--- Start EXTRACTED RECORDS ---

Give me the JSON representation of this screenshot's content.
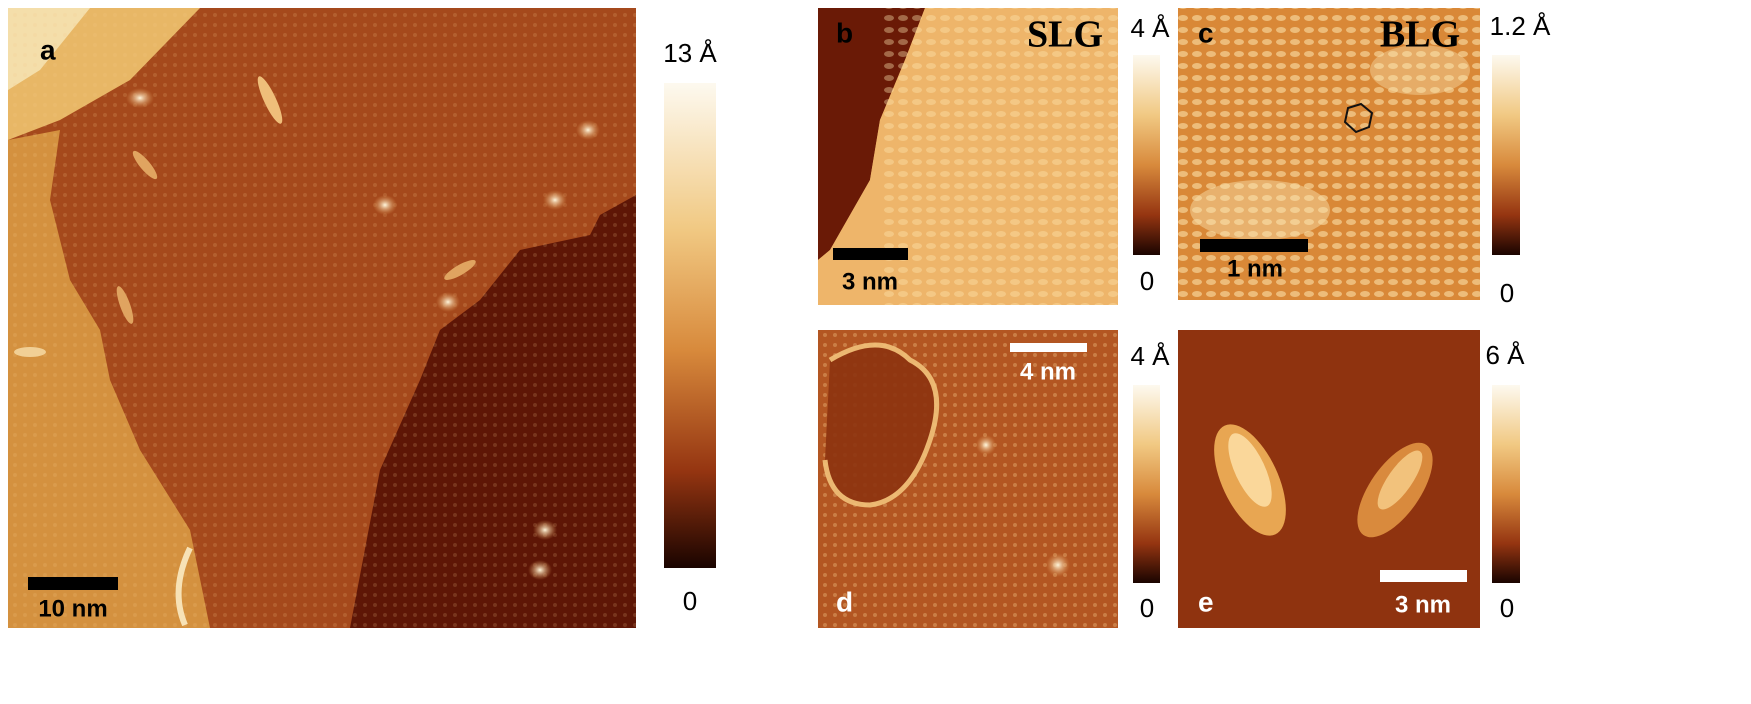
{
  "panels": [
    {
      "label": "a",
      "colorbar": {
        "max": "13 Å",
        "min": "0"
      },
      "scale_bar": "10 nm"
    },
    {
      "label": "b",
      "colorbar": {
        "max": "4 Å",
        "min": "0"
      },
      "scale_bar": "3 nm",
      "tag": "SLG"
    },
    {
      "label": "c",
      "colorbar": {
        "max": "1.2 Å",
        "min": "0"
      },
      "scale_bar": "1 nm",
      "tag": "BLG"
    },
    {
      "label": "d",
      "colorbar": {
        "max": "4 Å",
        "min": "0"
      },
      "scale_bar": "4 nm"
    },
    {
      "label": "e",
      "colorbar": {
        "max": "6 Å",
        "min": "0"
      },
      "scale_bar": "3 nm"
    }
  ]
}
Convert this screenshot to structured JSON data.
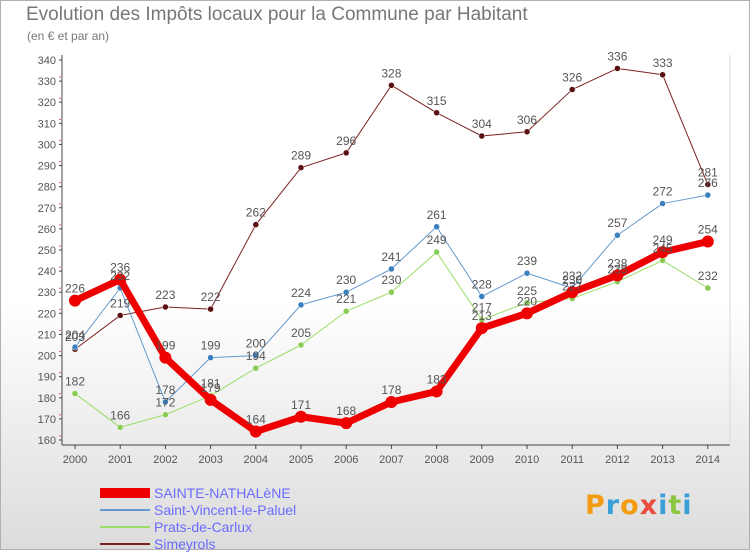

--- End EXTRACTED RECORDS ---

→ WHAT THIS TASK INVOLVES
Above are entries; state the number of lines among them that contain "screenshot", and nothing else.

→ SOLUTION TO THE EXERCISE
2